Request:
Each line of the data that includes the string "page" is to be copied out.

─── Supplied material ───

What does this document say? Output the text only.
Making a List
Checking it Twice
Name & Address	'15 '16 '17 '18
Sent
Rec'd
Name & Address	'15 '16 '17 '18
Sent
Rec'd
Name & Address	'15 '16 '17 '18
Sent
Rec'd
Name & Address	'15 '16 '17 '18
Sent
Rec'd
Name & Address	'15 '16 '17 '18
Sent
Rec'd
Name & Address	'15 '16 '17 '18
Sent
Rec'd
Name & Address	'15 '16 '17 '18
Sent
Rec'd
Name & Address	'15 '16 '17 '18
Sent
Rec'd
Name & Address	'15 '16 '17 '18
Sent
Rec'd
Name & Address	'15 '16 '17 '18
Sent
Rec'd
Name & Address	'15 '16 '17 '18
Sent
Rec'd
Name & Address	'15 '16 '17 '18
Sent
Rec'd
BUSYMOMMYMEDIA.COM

───
─── Supplied material ───

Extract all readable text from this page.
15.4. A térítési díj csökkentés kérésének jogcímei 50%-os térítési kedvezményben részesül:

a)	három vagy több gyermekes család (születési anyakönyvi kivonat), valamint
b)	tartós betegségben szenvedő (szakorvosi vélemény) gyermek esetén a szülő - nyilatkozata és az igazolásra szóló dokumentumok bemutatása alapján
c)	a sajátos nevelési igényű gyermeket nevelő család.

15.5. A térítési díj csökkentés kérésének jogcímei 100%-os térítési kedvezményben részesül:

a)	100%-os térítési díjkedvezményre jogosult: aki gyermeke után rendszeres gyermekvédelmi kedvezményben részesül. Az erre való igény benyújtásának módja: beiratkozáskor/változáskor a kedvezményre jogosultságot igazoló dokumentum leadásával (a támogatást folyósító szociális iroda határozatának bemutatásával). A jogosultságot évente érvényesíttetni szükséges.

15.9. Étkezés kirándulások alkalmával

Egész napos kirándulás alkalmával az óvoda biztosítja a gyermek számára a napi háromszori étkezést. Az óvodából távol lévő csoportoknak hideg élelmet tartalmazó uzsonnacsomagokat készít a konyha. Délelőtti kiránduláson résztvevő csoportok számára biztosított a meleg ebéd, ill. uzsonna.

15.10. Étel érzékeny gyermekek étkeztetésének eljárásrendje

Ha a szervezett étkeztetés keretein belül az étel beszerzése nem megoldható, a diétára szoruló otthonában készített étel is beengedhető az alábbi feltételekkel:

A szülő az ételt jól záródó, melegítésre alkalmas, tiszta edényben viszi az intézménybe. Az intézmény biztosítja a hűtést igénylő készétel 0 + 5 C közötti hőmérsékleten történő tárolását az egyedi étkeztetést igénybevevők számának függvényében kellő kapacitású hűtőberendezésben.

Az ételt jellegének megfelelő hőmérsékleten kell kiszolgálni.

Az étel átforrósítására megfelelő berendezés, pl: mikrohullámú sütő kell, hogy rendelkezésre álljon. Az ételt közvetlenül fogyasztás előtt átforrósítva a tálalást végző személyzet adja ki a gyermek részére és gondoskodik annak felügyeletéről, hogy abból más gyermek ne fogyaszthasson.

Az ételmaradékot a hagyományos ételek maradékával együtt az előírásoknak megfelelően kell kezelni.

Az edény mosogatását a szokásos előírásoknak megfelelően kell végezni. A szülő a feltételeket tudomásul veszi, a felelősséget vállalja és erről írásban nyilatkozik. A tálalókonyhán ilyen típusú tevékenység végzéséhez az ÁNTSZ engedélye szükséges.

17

───
─── Supplied material ───

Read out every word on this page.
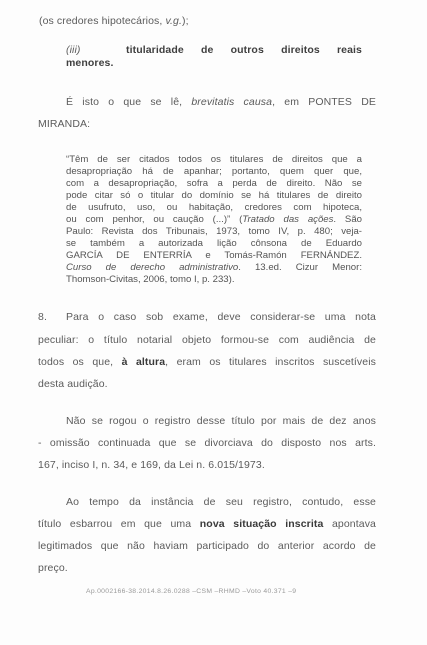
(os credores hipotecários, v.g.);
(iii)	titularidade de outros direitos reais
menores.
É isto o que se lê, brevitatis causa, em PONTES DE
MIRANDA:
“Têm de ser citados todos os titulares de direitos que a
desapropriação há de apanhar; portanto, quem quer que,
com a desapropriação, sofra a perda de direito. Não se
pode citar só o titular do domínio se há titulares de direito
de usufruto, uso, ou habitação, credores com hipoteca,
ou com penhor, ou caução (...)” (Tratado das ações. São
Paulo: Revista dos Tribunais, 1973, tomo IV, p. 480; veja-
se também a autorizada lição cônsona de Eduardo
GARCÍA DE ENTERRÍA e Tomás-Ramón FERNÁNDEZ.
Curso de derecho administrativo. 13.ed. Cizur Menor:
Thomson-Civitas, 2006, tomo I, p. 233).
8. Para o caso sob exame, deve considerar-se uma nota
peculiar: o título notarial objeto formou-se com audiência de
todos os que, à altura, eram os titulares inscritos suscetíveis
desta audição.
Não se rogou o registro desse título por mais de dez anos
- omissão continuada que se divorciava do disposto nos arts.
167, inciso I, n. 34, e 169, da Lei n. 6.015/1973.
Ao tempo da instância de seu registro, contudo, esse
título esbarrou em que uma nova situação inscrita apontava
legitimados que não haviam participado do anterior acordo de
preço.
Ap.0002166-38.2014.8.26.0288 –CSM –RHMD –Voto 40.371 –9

───

Output for this exercise:
Extract all readable text from this page.
Read out every word on this page.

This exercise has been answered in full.